Reproduce each of the lines word for word.
--- start Supplied data ---
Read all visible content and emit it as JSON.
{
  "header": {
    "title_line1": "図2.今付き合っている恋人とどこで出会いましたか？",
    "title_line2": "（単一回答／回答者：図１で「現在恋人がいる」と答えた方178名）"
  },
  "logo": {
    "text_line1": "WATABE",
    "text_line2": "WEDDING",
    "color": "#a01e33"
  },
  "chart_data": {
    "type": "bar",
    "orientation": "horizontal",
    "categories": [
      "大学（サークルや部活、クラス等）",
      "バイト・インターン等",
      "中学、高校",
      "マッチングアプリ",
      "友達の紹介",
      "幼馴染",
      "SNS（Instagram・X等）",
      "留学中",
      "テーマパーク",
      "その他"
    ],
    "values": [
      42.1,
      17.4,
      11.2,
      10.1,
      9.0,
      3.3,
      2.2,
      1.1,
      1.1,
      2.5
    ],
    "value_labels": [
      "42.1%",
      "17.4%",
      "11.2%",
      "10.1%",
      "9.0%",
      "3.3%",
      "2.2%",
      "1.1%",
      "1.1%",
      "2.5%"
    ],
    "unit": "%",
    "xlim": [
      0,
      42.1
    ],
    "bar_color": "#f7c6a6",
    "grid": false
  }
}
--- end Supplied data ---
> Written answer
Read all visible content and emit it as JSON.
{
  "header": {
    "title_line1": "図2.今付き合っている恋人とどこで出会いましたか？",
    "title_line2": "（単一回答／回答者：図１で「現在恋人がいる」と答えた方178名）"
  },
  "logo": {
    "text_line1": "WATABE",
    "text_line2": "WEDDING",
    "color": "#a01e33"
  },
  "chart_data": {
    "type": "bar",
    "orientation": "horizontal",
    "categories": [
      "大学（サークルや部活、クラス等）",
      "バイト・インターン等",
      "中学、高校",
      "マッチングアプリ",
      "友達の紹介",
      "幼馴染",
      "SNS（Instagram・X等）",
      "留学中",
      "テーマパーク",
      "その他"
    ],
    "values": [
      42.1,
      17.4,
      11.2,
      10.1,
      9.0,
      3.3,
      2.2,
      1.1,
      1.1,
      2.5
    ],
    "value_labels": [
      "42.1%",
      "17.4%",
      "11.2%",
      "10.1%",
      "9.0%",
      "3.3%",
      "2.2%",
      "1.1%",
      "1.1%",
      "2.5%"
    ],
    "unit": "%",
    "xlim": [
      0,
      42.1
    ],
    "bar_color": "#f7c6a6",
    "grid": false
  }
}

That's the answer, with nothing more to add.